▸ What the task requires: Here are some records; copy every line that holds the word "JSON".

BEGIN

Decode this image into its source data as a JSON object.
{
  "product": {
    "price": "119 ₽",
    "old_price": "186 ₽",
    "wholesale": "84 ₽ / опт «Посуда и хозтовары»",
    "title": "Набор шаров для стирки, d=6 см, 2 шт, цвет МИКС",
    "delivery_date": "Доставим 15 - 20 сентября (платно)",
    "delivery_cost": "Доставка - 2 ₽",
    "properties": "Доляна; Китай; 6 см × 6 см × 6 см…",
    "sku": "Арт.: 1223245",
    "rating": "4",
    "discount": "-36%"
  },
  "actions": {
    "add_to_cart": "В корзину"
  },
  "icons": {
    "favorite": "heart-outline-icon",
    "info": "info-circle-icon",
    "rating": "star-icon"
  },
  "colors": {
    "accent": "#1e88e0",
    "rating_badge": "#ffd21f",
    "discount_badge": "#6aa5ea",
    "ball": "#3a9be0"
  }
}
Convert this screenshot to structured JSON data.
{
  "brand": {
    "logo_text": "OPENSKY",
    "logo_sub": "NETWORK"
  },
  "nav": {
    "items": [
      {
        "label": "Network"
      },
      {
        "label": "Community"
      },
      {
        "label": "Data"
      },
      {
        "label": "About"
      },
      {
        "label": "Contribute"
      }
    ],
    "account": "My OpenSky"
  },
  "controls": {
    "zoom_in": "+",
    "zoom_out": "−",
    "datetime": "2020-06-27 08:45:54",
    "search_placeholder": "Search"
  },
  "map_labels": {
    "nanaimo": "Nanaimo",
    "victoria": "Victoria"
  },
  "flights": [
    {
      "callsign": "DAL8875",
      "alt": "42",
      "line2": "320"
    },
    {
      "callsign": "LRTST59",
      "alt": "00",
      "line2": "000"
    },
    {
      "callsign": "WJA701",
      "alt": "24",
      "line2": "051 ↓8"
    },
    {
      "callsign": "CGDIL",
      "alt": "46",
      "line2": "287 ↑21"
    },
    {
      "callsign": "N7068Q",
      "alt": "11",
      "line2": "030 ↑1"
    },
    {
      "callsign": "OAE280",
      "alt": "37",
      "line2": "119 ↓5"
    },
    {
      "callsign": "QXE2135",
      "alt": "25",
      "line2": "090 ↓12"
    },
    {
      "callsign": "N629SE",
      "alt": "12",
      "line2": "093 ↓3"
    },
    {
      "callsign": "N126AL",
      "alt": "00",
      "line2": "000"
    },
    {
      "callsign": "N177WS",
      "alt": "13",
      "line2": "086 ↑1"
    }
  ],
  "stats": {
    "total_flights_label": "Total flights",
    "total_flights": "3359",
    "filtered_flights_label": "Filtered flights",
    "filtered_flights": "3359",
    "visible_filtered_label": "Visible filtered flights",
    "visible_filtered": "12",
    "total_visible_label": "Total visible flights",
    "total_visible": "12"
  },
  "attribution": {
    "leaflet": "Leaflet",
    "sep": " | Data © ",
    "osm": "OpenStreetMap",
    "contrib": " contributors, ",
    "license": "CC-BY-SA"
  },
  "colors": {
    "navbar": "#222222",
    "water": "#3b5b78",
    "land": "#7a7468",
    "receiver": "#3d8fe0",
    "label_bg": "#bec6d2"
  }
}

END

▸ Solution below:
Decode this image into its source data as a JSON object.
Convert this screenshot to structured JSON data.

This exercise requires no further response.